* Record set:
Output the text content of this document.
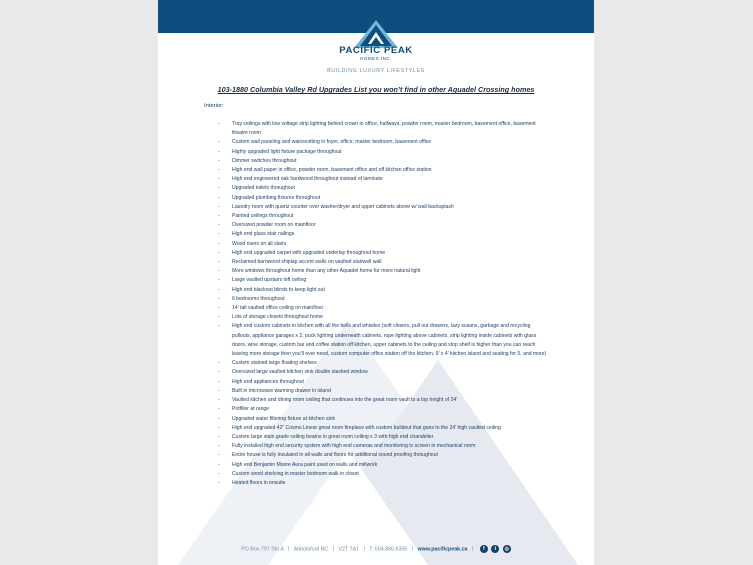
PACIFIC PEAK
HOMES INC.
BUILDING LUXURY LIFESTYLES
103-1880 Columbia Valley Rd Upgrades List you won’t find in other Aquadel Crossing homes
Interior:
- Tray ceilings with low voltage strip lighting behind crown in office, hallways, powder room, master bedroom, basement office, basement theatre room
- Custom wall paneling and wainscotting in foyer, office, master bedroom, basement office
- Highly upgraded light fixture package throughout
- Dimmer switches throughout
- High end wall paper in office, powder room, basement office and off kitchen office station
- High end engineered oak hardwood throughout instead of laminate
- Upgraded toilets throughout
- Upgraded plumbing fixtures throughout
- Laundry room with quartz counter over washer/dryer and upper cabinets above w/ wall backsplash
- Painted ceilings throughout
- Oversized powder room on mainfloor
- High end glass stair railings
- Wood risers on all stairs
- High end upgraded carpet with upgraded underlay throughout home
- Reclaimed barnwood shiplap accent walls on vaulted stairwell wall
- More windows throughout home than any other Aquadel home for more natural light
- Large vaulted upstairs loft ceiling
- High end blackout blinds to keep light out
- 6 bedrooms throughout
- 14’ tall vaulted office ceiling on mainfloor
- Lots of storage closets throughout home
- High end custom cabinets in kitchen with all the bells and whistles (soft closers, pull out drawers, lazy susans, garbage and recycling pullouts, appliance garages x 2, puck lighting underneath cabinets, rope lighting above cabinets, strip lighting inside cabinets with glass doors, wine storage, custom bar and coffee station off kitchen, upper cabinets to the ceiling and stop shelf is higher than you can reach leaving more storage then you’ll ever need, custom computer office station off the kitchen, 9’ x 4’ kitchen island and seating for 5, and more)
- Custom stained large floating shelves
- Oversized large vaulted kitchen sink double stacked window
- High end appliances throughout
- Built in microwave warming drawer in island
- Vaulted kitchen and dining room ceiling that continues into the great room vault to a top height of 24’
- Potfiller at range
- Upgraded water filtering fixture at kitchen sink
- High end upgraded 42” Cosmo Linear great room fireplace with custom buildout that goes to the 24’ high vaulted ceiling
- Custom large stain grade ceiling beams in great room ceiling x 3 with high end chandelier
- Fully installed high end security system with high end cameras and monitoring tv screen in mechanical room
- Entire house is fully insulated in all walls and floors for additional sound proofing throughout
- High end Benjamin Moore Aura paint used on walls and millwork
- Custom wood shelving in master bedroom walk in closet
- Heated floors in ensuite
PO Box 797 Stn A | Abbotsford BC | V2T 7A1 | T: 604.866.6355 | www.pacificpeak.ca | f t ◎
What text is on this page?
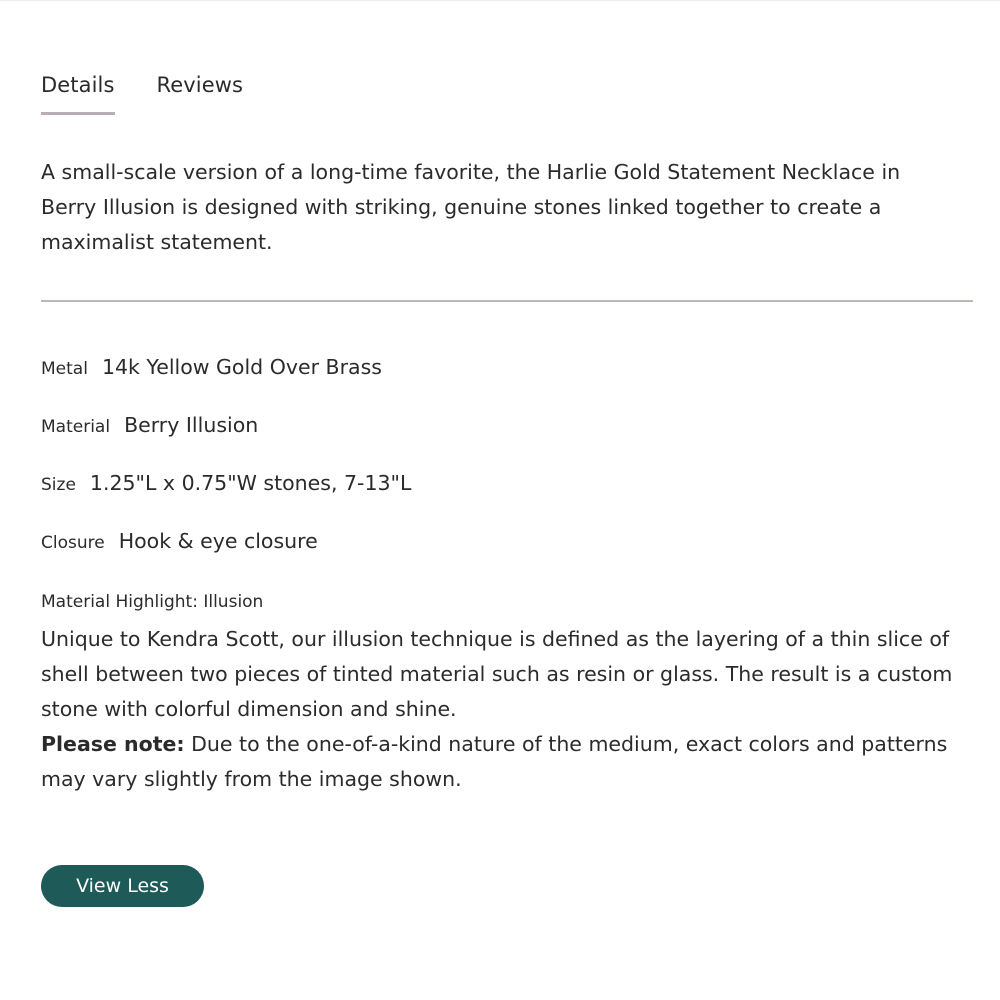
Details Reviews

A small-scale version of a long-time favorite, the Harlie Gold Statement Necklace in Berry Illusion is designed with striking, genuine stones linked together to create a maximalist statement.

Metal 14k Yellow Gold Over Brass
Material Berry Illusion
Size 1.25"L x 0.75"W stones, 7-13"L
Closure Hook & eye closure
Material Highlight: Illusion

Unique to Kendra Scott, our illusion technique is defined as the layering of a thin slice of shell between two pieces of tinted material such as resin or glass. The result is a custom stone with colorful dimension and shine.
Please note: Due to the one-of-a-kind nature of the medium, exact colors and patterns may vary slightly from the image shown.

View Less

* Instructions to follow: State how many lines above include the word "Berry", and nothing more.

* Solution to this problem: 2